Task to carry out
Copy the items below word for word, from the very start through the line that contains "course-label: 15-721 (Spring", and include that line.
--- Begin Data listing ---
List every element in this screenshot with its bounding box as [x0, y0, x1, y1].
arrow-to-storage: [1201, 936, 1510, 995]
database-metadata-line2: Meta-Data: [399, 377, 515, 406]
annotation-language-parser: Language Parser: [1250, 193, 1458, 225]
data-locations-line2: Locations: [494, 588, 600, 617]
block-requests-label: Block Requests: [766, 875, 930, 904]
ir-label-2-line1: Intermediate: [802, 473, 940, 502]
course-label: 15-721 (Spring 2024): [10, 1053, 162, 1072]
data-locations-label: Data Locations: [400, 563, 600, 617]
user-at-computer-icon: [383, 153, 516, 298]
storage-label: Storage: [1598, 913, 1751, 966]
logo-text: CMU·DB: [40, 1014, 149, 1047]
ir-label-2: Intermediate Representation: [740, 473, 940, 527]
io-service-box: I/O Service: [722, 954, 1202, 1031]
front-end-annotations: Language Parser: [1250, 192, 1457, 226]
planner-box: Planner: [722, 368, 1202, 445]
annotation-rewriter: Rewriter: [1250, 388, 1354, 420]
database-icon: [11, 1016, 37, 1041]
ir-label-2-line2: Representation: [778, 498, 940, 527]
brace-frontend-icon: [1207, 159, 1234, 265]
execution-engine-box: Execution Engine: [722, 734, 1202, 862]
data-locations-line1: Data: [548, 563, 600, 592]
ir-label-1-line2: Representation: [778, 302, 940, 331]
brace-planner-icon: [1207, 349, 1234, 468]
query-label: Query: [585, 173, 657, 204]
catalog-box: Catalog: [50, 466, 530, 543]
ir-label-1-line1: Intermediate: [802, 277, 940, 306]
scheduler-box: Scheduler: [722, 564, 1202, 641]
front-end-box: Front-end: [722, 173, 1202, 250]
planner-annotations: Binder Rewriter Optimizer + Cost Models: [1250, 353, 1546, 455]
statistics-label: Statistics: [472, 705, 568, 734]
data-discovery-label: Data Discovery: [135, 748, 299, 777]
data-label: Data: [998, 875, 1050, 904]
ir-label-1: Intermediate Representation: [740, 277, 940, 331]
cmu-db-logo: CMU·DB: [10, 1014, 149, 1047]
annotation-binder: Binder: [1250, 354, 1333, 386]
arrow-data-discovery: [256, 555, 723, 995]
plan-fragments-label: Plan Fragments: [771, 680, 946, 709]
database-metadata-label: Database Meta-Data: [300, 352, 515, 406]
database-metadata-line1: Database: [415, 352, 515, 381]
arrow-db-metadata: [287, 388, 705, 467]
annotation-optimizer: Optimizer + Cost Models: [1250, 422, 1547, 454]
--- End Data listing ---
Task answer
List every element in this screenshot with its bounding box as [x0, y0, x1, y1].
arrow-to-storage: [1201, 936, 1510, 995]
database-metadata-line2: Meta-Data: [399, 377, 515, 406]
annotation-language-parser: Language Parser: [1250, 193, 1458, 225]
data-locations-line2: Locations: [494, 588, 600, 617]
block-requests-label: Block Requests: [766, 875, 930, 904]
ir-label-2-line1: Intermediate: [802, 473, 940, 502]
course-label: 15-721 (Spring 2024): [10, 1053, 162, 1072]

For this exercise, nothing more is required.